[Dataset records]
+-------+

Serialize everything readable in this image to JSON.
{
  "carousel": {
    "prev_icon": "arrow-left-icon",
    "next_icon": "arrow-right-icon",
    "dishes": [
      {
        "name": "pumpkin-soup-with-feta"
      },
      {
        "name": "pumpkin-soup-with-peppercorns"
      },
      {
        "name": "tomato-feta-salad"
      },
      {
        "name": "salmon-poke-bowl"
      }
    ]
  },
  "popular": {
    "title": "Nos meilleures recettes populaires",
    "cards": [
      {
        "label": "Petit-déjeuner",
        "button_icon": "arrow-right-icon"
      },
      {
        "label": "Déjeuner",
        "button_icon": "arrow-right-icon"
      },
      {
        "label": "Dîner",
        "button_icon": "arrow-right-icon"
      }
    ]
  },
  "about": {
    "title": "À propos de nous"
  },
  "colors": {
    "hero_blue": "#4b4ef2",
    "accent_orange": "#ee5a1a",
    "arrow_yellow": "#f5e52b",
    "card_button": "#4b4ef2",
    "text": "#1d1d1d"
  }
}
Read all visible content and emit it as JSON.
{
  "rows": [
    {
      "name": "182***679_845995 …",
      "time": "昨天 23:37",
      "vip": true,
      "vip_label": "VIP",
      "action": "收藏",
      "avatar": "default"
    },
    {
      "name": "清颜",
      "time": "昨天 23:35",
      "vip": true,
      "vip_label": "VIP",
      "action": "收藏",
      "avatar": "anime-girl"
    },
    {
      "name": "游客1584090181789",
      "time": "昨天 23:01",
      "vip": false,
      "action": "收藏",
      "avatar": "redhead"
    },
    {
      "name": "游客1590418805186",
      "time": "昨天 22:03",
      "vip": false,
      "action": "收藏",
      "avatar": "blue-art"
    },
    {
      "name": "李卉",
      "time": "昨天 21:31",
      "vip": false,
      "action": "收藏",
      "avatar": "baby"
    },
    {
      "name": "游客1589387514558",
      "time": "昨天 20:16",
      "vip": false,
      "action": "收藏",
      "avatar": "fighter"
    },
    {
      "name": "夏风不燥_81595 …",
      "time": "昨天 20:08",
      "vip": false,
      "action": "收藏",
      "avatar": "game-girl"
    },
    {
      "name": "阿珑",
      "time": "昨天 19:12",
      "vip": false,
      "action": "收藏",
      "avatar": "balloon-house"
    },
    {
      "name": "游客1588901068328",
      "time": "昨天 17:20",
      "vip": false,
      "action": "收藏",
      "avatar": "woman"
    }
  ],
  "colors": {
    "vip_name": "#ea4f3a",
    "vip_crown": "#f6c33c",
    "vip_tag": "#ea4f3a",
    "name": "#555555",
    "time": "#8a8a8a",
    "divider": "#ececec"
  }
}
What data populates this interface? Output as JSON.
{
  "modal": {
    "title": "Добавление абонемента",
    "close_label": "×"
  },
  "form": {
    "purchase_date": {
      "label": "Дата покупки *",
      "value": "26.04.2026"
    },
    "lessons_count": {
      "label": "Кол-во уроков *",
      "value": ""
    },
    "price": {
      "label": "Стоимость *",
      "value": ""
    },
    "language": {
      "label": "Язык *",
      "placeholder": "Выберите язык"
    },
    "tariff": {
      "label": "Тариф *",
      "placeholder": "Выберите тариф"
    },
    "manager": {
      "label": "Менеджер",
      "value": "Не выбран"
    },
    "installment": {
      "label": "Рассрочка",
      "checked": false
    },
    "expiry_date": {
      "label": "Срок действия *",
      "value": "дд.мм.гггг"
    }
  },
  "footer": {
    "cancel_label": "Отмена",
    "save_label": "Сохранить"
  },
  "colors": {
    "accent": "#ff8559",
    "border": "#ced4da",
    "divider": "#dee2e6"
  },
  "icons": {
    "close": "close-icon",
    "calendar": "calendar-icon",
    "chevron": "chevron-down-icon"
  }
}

+-------+

TASK STATEMENT -> Copy each line of the listing that holds the word "Выберите".

RESPONSE TO THE TASK ->
      "placeholder": "Выберите язык"
      "placeholder": "Выберите тариф"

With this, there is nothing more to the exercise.